* **Items**:
## START

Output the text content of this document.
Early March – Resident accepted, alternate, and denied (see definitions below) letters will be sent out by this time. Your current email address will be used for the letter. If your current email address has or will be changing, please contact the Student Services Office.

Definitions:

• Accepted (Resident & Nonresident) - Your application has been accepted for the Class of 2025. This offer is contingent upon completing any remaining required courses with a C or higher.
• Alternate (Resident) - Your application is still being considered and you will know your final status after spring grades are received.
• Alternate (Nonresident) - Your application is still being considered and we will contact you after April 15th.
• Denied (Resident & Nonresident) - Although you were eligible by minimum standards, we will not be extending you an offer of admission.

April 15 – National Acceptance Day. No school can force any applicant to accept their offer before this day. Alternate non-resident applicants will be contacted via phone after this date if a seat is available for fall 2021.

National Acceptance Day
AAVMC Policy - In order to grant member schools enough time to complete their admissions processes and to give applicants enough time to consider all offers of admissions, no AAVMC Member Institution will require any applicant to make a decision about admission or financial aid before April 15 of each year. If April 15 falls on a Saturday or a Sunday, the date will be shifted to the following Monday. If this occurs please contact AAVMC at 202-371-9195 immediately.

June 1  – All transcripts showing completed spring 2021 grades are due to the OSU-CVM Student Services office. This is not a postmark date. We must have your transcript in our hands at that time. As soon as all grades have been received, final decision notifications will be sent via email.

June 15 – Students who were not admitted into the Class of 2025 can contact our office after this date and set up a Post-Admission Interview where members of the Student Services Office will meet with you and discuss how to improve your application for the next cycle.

## END
## START

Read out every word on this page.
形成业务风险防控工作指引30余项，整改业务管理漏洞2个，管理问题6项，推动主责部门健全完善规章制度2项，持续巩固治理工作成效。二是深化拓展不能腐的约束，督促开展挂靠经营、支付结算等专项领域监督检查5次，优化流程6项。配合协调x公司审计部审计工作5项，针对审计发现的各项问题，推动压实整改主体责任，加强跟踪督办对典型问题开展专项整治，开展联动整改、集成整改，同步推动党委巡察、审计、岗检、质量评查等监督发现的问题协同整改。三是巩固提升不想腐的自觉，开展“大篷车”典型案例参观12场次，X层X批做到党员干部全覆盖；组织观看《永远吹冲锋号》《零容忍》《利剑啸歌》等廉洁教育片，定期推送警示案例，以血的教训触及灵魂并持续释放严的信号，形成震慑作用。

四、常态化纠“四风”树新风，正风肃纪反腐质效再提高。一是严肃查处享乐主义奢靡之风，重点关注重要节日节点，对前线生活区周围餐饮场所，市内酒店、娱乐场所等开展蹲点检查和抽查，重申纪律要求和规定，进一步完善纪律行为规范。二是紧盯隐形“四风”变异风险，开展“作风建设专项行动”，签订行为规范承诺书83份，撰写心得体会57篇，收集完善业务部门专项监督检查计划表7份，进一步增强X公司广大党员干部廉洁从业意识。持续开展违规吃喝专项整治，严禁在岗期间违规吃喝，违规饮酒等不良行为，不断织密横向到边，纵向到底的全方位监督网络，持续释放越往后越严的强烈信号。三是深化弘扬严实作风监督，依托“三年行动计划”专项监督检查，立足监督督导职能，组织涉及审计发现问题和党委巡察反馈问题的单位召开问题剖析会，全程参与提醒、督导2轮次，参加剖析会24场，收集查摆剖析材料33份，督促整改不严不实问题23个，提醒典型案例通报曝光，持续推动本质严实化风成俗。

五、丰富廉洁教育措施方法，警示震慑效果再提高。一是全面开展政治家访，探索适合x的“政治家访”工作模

## END

* **Work to be completed**: Copy out every line from the records that has the word "Acceptance".

* **Correct response**:
April 15 – National Acceptance Day. No school can force any applicant to accept their offer before this day. Alternate non-resident applicants will be contacted via phone after this date if a seat is available for fall 2021.
National Acceptance Day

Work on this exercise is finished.